§ **DO THIS**: Copy every record exactly, and keep the pictures out.

§ **GIVEN DATA**:
===============

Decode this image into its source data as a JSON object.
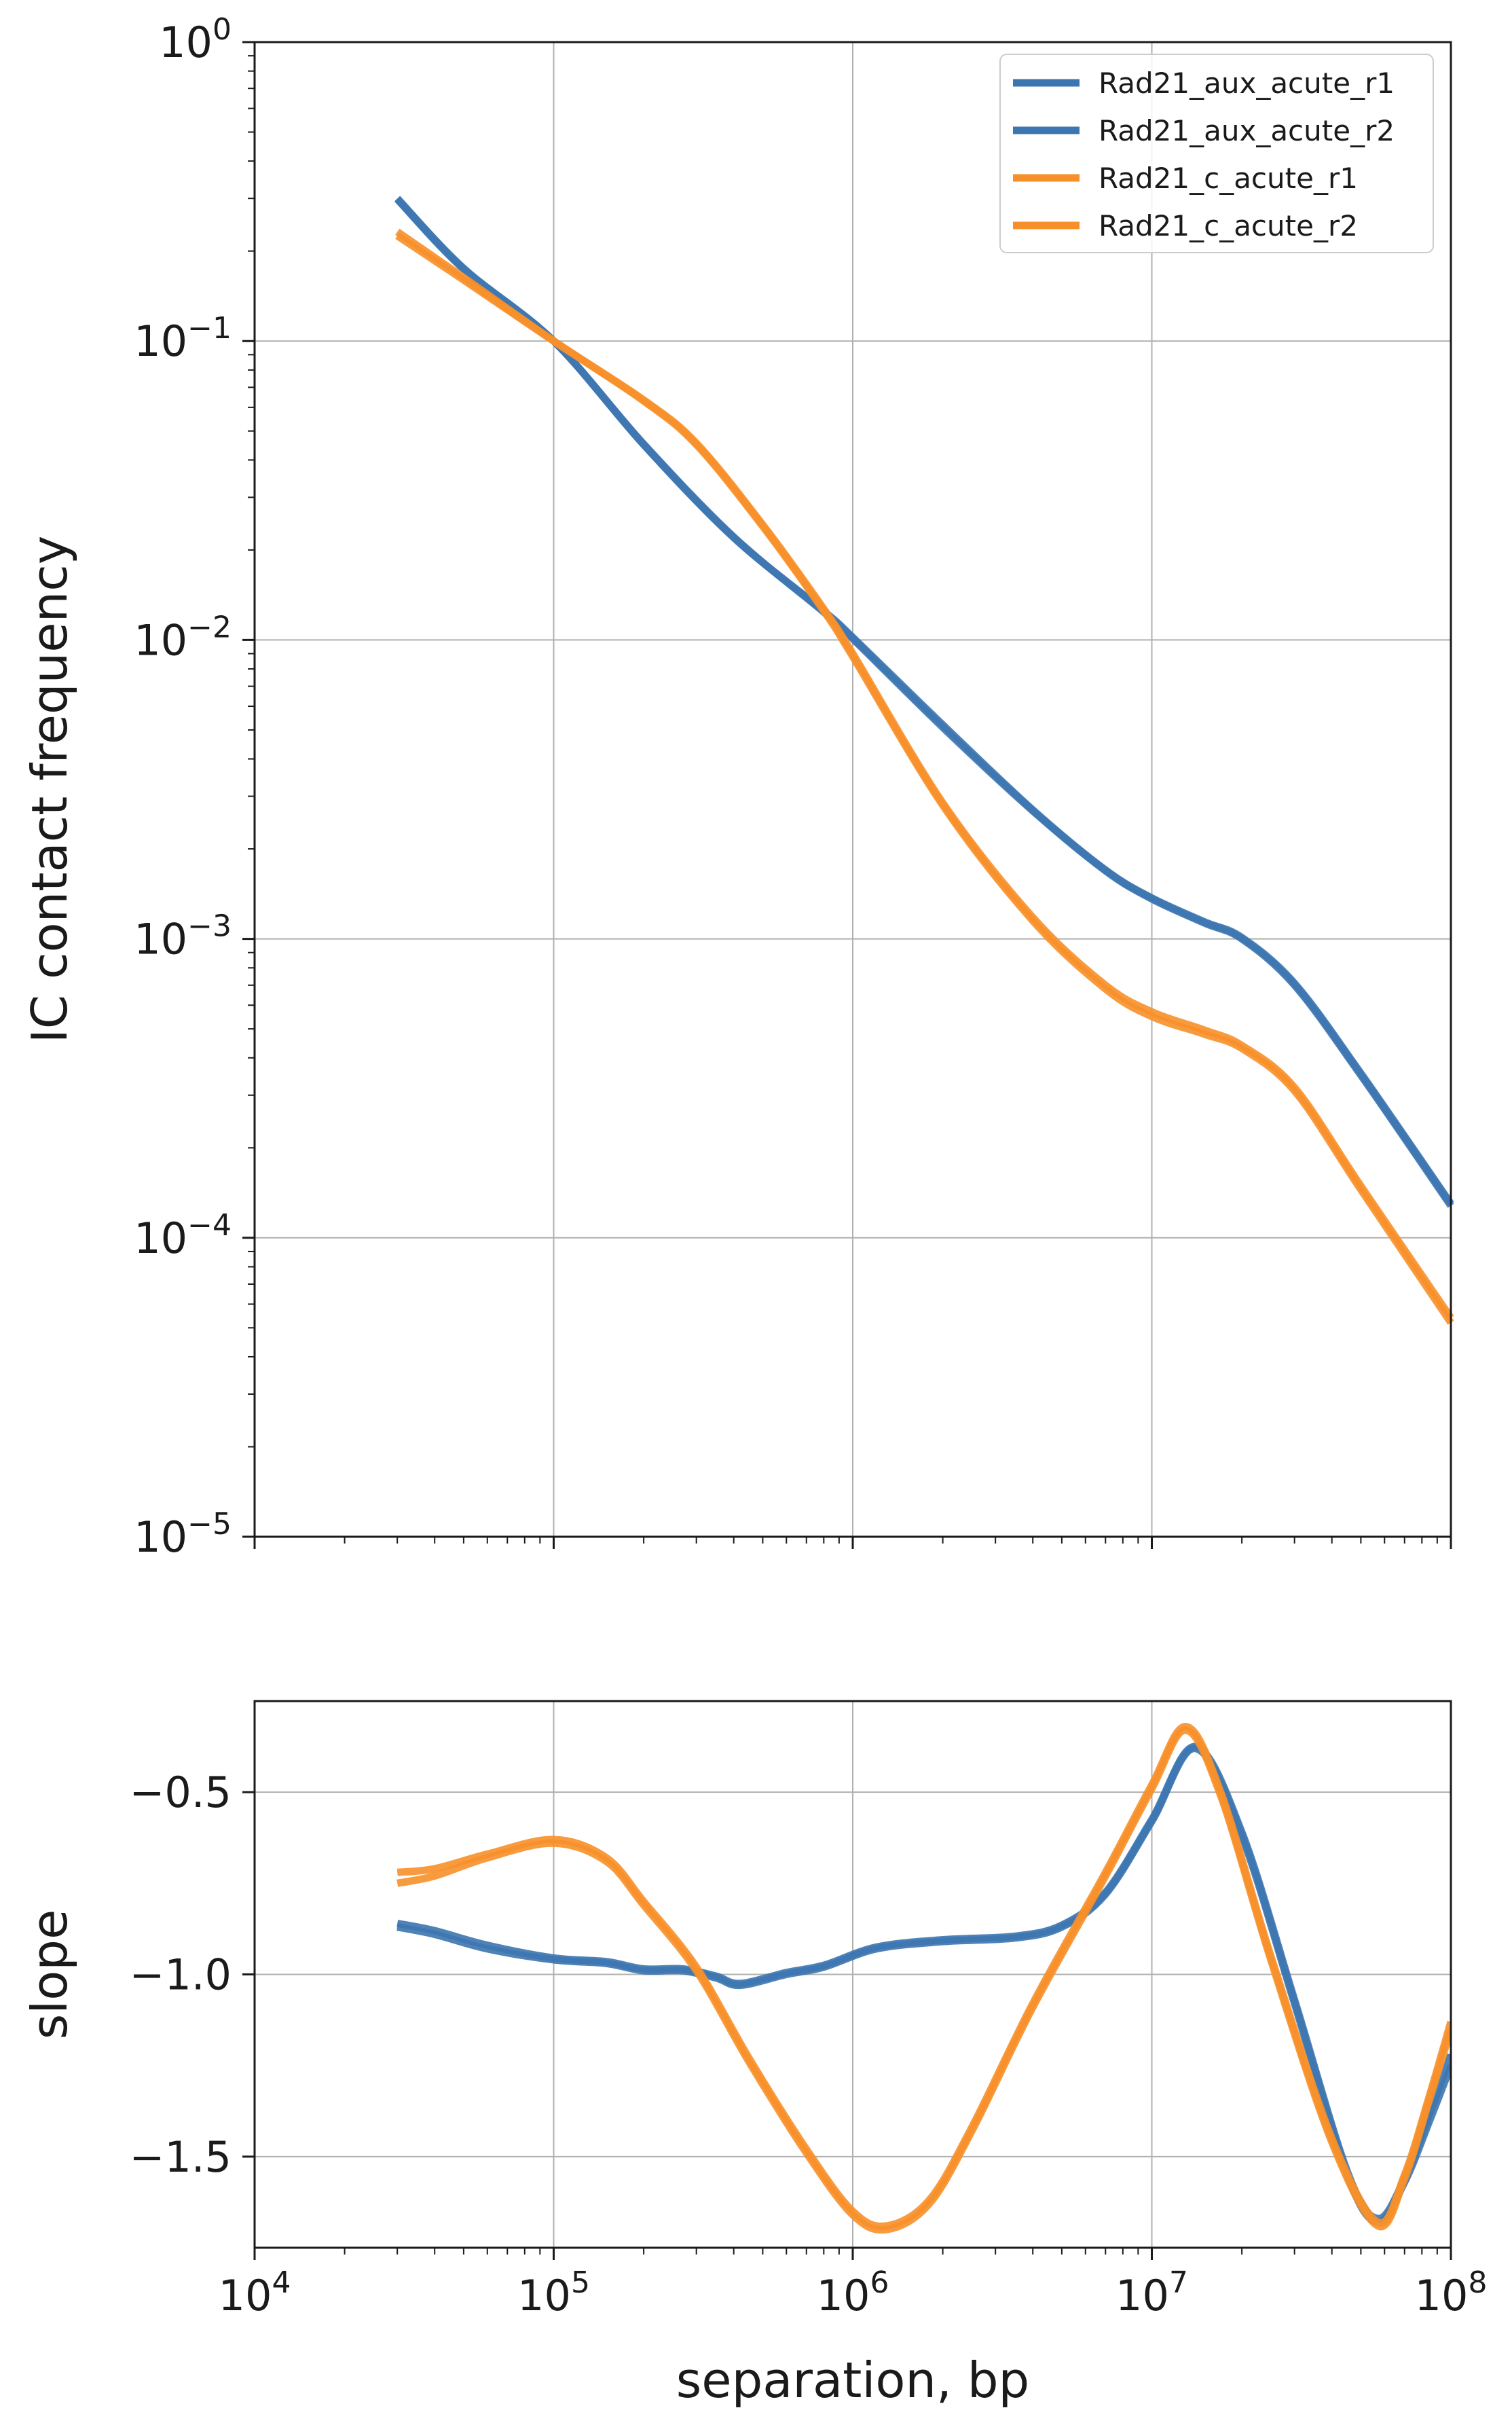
{
  "chart_data": [
    {
      "type": "line",
      "panel": "top",
      "xscale": "log",
      "yscale": "log",
      "xlim": [
        10000,
        100000000
      ],
      "ylim": [
        1e-05,
        1
      ],
      "xlabel": "",
      "ylabel": "IC contact frequency",
      "grid": true,
      "legend_position": "top-right",
      "x_ticks": [
        10000,
        100000,
        1000000,
        10000000,
        100000000
      ],
      "y_ticks": [
        1e-05,
        0.0001,
        0.001,
        0.01,
        0.1,
        1
      ],
      "y_tick_labels": [
        {
          "base": "10",
          "exp": "−5"
        },
        {
          "base": "10",
          "exp": "−4"
        },
        {
          "base": "10",
          "exp": "−3"
        },
        {
          "base": "10",
          "exp": "−2"
        },
        {
          "base": "10",
          "exp": "−1"
        },
        {
          "base": "10",
          "exp": "0"
        }
      ],
      "series": [
        {
          "name": "Rad21_aux_acute_r1",
          "color": "#3c76b0",
          "x": [
            30000,
            50000,
            100000,
            200000,
            400000,
            800000,
            1000000,
            2000000,
            4000000,
            7000000,
            10000000,
            15000000,
            20000000,
            30000000,
            50000000,
            100000000
          ],
          "y": [
            0.3,
            0.175,
            0.1,
            0.045,
            0.022,
            0.0125,
            0.0102,
            0.0052,
            0.0027,
            0.0017,
            0.00137,
            0.00114,
            0.00101,
            0.00071,
            0.000355,
            0.00013
          ]
        },
        {
          "name": "Rad21_aux_acute_r2",
          "color": "#3c76b0",
          "x": [
            30000,
            50000,
            100000,
            200000,
            400000,
            800000,
            1000000,
            2000000,
            4000000,
            7000000,
            10000000,
            15000000,
            20000000,
            30000000,
            50000000,
            100000000
          ],
          "y": [
            0.298,
            0.174,
            0.1,
            0.0452,
            0.0221,
            0.0124,
            0.0101,
            0.0051,
            0.00268,
            0.00169,
            0.00136,
            0.00113,
            0.001,
            0.0007,
            0.00035,
            0.000128
          ]
        },
        {
          "name": "Rad21_c_acute_r1",
          "color": "#f7902a",
          "x": [
            30000,
            50000,
            100000,
            200000,
            300000,
            500000,
            800000,
            1000000,
            2000000,
            4000000,
            7000000,
            10000000,
            15000000,
            20000000,
            30000000,
            50000000,
            100000000
          ],
          "y": [
            0.225,
            0.16,
            0.1,
            0.063,
            0.045,
            0.024,
            0.0125,
            0.0088,
            0.0028,
            0.00115,
            0.00068,
            0.00055,
            0.00048,
            0.00043,
            0.00031,
            0.000145,
            5.2e-05
          ]
        },
        {
          "name": "Rad21_c_acute_r2",
          "color": "#f7902a",
          "x": [
            30000,
            50000,
            100000,
            200000,
            300000,
            500000,
            800000,
            1000000,
            2000000,
            4000000,
            7000000,
            10000000,
            15000000,
            20000000,
            30000000,
            50000000,
            100000000
          ],
          "y": [
            0.232,
            0.163,
            0.1,
            0.0635,
            0.0455,
            0.0243,
            0.0127,
            0.009,
            0.00285,
            0.00118,
            0.0007,
            0.00057,
            0.000495,
            0.00044,
            0.000318,
            0.000149,
            5.4e-05
          ]
        }
      ]
    },
    {
      "type": "line",
      "panel": "bottom",
      "xscale": "log",
      "yscale": "linear",
      "xlim": [
        10000,
        100000000
      ],
      "ylim": [
        -1.75,
        -0.25
      ],
      "xlabel": "separation, bp",
      "ylabel": "slope",
      "grid": true,
      "x_ticks": [
        10000,
        100000,
        1000000,
        10000000,
        100000000
      ],
      "x_tick_labels": [
        {
          "base": "10",
          "exp": "4"
        },
        {
          "base": "10",
          "exp": "5"
        },
        {
          "base": "10",
          "exp": "6"
        },
        {
          "base": "10",
          "exp": "7"
        },
        {
          "base": "10",
          "exp": "8"
        }
      ],
      "y_ticks": [
        -1.5,
        -1.0,
        -0.5
      ],
      "y_tick_labels": [
        "−1.5",
        "−1.0",
        "−0.5"
      ],
      "series": [
        {
          "name": "Rad21_aux_acute_r1",
          "color": "#3c76b0",
          "x": [
            30000,
            40000,
            60000,
            100000,
            150000,
            200000,
            270000,
            350000,
            420000,
            600000,
            800000,
            1200000,
            2000000,
            3500000,
            5000000,
            7000000,
            10000000,
            14000000,
            20000000,
            30000000,
            45000000,
            57000000,
            70000000,
            85000000,
            100000000
          ],
          "y": [
            -0.87,
            -0.89,
            -0.93,
            -0.96,
            -0.97,
            -0.99,
            -0.99,
            -1.01,
            -1.03,
            -1.0,
            -0.98,
            -0.93,
            -0.91,
            -0.9,
            -0.87,
            -0.78,
            -0.58,
            -0.38,
            -0.62,
            -1.08,
            -1.55,
            -1.68,
            -1.57,
            -1.4,
            -1.25
          ]
        },
        {
          "name": "Rad21_aux_acute_r2",
          "color": "#3c76b0",
          "x": [
            30000,
            40000,
            60000,
            100000,
            150000,
            200000,
            270000,
            350000,
            420000,
            600000,
            800000,
            1200000,
            2000000,
            3500000,
            5000000,
            7000000,
            10000000,
            14000000,
            20000000,
            30000000,
            45000000,
            57000000,
            70000000,
            85000000,
            100000000
          ],
          "y": [
            -0.86,
            -0.88,
            -0.92,
            -0.955,
            -0.965,
            -0.985,
            -0.985,
            -1.005,
            -1.025,
            -0.995,
            -0.975,
            -0.925,
            -0.905,
            -0.895,
            -0.865,
            -0.775,
            -0.575,
            -0.375,
            -0.61,
            -1.07,
            -1.54,
            -1.67,
            -1.56,
            -1.38,
            -1.22
          ]
        },
        {
          "name": "Rad21_c_acute_r1",
          "color": "#f7902a",
          "x": [
            30000,
            40000,
            60000,
            100000,
            150000,
            200000,
            300000,
            450000,
            700000,
            1000000,
            1300000,
            1800000,
            2500000,
            4000000,
            7000000,
            10000000,
            13000000,
            17000000,
            25000000,
            40000000,
            57000000,
            70000000,
            85000000,
            100000000
          ],
          "y": [
            -0.72,
            -0.71,
            -0.67,
            -0.63,
            -0.68,
            -0.8,
            -0.98,
            -1.23,
            -1.48,
            -1.65,
            -1.69,
            -1.62,
            -1.42,
            -1.08,
            -0.72,
            -0.48,
            -0.32,
            -0.5,
            -0.95,
            -1.45,
            -1.68,
            -1.55,
            -1.33,
            -1.13
          ]
        },
        {
          "name": "Rad21_c_acute_r2",
          "color": "#f7902a",
          "x": [
            30000,
            40000,
            60000,
            100000,
            150000,
            200000,
            300000,
            450000,
            700000,
            1000000,
            1300000,
            1800000,
            2500000,
            4000000,
            7000000,
            10000000,
            13000000,
            17000000,
            25000000,
            40000000,
            57000000,
            70000000,
            85000000,
            100000000
          ],
          "y": [
            -0.75,
            -0.73,
            -0.68,
            -0.64,
            -0.69,
            -0.81,
            -0.99,
            -1.24,
            -1.49,
            -1.66,
            -1.7,
            -1.63,
            -1.43,
            -1.09,
            -0.73,
            -0.49,
            -0.33,
            -0.51,
            -0.96,
            -1.46,
            -1.69,
            -1.56,
            -1.34,
            -1.15
          ]
        }
      ]
    }
  ]
}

===============

§ **RESPONSE TO THIS TASK**:
Decode this image into its source data as a JSON object.
{
  "chart_data": [
    {
      "type": "line",
      "panel": "top",
      "xscale": "log",
      "yscale": "log",
      "xlim": [
        10000,
        100000000
      ],
      "ylim": [
        1e-05,
        1
      ],
      "xlabel": "",
      "ylabel": "IC contact frequency",
      "grid": true,
      "legend_position": "top-right",
      "x_ticks": [
        10000,
        100000,
        1000000,
        10000000,
        100000000
      ],
      "y_ticks": [
        1e-05,
        0.0001,
        0.001,
        0.01,
        0.1,
        1
      ],
      "y_tick_labels": [
        {
          "base": "10",
          "exp": "−5"
        },
        {
          "base": "10",
          "exp": "−4"
        },
        {
          "base": "10",
          "exp": "−3"
        },
        {
          "base": "10",
          "exp": "−2"
        },
        {
          "base": "10",
          "exp": "−1"
        },
        {
          "base": "10",
          "exp": "0"
        }
      ],
      "series": [
        {
          "name": "Rad21_aux_acute_r1",
          "color": "#3c76b0",
          "x": [
            30000,
            50000,
            100000,
            200000,
            400000,
            800000,
            1000000,
            2000000,
            4000000,
            7000000,
            10000000,
            15000000,
            20000000,
            30000000,
            50000000,
            100000000
          ],
          "y": [
            0.3,
            0.175,
            0.1,
            0.045,
            0.022,
            0.0125,
            0.0102,
            0.0052,
            0.0027,
            0.0017,
            0.00137,
            0.00114,
            0.00101,
            0.00071,
            0.000355,
            0.00013
          ]
        },
        {
          "name": "Rad21_aux_acute_r2",
          "color": "#3c76b0",
          "x": [
            30000,
            50000,
            100000,
            200000,
            400000,
            800000,
            1000000,
            2000000,
            4000000,
            7000000,
            10000000,
            15000000,
            20000000,
            30000000,
            50000000,
            100000000
          ],
          "y": [
            0.298,
            0.174,
            0.1,
            0.0452,
            0.0221,
            0.0124,
            0.0101,
            0.0051,
            0.00268,
            0.00169,
            0.00136,
            0.00113,
            0.001,
            0.0007,
            0.00035,
            0.000128
          ]
        },
        {
          "name": "Rad21_c_acute_r1",
          "color": "#f7902a",
          "x": [
            30000,
            50000,
            100000,
            200000,
            300000,
            500000,
            800000,
            1000000,
            2000000,
            4000000,
            7000000,
            10000000,
            15000000,
            20000000,
            30000000,
            50000000,
            100000000
          ],
          "y": [
            0.225,
            0.16,
            0.1,
            0.063,
            0.045,
            0.024,
            0.0125,
            0.0088,
            0.0028,
            0.00115,
            0.00068,
            0.00055,
            0.00048,
            0.00043,
            0.00031,
            0.000145,
            5.2e-05
          ]
        },
        {
          "name": "Rad21_c_acute_r2",
          "color": "#f7902a",
          "x": [
            30000,
            50000,
            100000,
            200000,
            300000,
            500000,
            800000,
            1000000,
            2000000,
            4000000,
            7000000,
            10000000,
            15000000,
            20000000,
            30000000,
            50000000,
            100000000
          ],
          "y": [
            0.232,
            0.163,
            0.1,
            0.0635,
            0.0455,
            0.0243,
            0.0127,
            0.009,
            0.00285,
            0.00118,
            0.0007,
            0.00057,
            0.000495,
            0.00044,
            0.000318,
            0.000149,
            5.4e-05
          ]
        }
      ]
    },
    {
      "type": "line",
      "panel": "bottom",
      "xscale": "log",
      "yscale": "linear",
      "xlim": [
        10000,
        100000000
      ],
      "ylim": [
        -1.75,
        -0.25
      ],
      "xlabel": "separation, bp",
      "ylabel": "slope",
      "grid": true,
      "x_ticks": [
        10000,
        100000,
        1000000,
        10000000,
        100000000
      ],
      "x_tick_labels": [
        {
          "base": "10",
          "exp": "4"
        },
        {
          "base": "10",
          "exp": "5"
        },
        {
          "base": "10",
          "exp": "6"
        },
        {
          "base": "10",
          "exp": "7"
        },
        {
          "base": "10",
          "exp": "8"
        }
      ],
      "y_ticks": [
        -1.5,
        -1.0,
        -0.5
      ],
      "y_tick_labels": [
        "−1.5",
        "−1.0",
        "−0.5"
      ],
      "series": [
        {
          "name": "Rad21_aux_acute_r1",
          "color": "#3c76b0",
          "x": [
            30000,
            40000,
            60000,
            100000,
            150000,
            200000,
            270000,
            350000,
            420000,
            600000,
            800000,
            1200000,
            2000000,
            3500000,
            5000000,
            7000000,
            10000000,
            14000000,
            20000000,
            30000000,
            45000000,
            57000000,
            70000000,
            85000000,
            100000000
          ],
          "y": [
            -0.87,
            -0.89,
            -0.93,
            -0.96,
            -0.97,
            -0.99,
            -0.99,
            -1.01,
            -1.03,
            -1.0,
            -0.98,
            -0.93,
            -0.91,
            -0.9,
            -0.87,
            -0.78,
            -0.58,
            -0.38,
            -0.62,
            -1.08,
            -1.55,
            -1.68,
            -1.57,
            -1.4,
            -1.25
          ]
        },
        {
          "name": "Rad21_aux_acute_r2",
          "color": "#3c76b0",
          "x": [
            30000,
            40000,
            60000,
            100000,
            150000,
            200000,
            270000,
            350000,
            420000,
            600000,
            800000,
            1200000,
            2000000,
            3500000,
            5000000,
            7000000,
            10000000,
            14000000,
            20000000,
            30000000,
            45000000,
            57000000,
            70000000,
            85000000,
            100000000
          ],
          "y": [
            -0.86,
            -0.88,
            -0.92,
            -0.955,
            -0.965,
            -0.985,
            -0.985,
            -1.005,
            -1.025,
            -0.995,
            -0.975,
            -0.925,
            -0.905,
            -0.895,
            -0.865,
            -0.775,
            -0.575,
            -0.375,
            -0.61,
            -1.07,
            -1.54,
            -1.67,
            -1.56,
            -1.38,
            -1.22
          ]
        },
        {
          "name": "Rad21_c_acute_r1",
          "color": "#f7902a",
          "x": [
            30000,
            40000,
            60000,
            100000,
            150000,
            200000,
            300000,
            450000,
            700000,
            1000000,
            1300000,
            1800000,
            2500000,
            4000000,
            7000000,
            10000000,
            13000000,
            17000000,
            25000000,
            40000000,
            57000000,
            70000000,
            85000000,
            100000000
          ],
          "y": [
            -0.72,
            -0.71,
            -0.67,
            -0.63,
            -0.68,
            -0.8,
            -0.98,
            -1.23,
            -1.48,
            -1.65,
            -1.69,
            -1.62,
            -1.42,
            -1.08,
            -0.72,
            -0.48,
            -0.32,
            -0.5,
            -0.95,
            -1.45,
            -1.68,
            -1.55,
            -1.33,
            -1.13
          ]
        },
        {
          "name": "Rad21_c_acute_r2",
          "color": "#f7902a",
          "x": [
            30000,
            40000,
            60000,
            100000,
            150000,
            200000,
            300000,
            450000,
            700000,
            1000000,
            1300000,
            1800000,
            2500000,
            4000000,
            7000000,
            10000000,
            13000000,
            17000000,
            25000000,
            40000000,
            57000000,
            70000000,
            85000000,
            100000000
          ],
          "y": [
            -0.75,
            -0.73,
            -0.68,
            -0.64,
            -0.69,
            -0.81,
            -0.99,
            -1.24,
            -1.49,
            -1.66,
            -1.7,
            -1.63,
            -1.43,
            -1.09,
            -0.73,
            -0.49,
            -0.33,
            -0.51,
            -0.96,
            -1.46,
            -1.69,
            -1.56,
            -1.34,
            -1.15
          ]
        }
      ]
    }
  ]
}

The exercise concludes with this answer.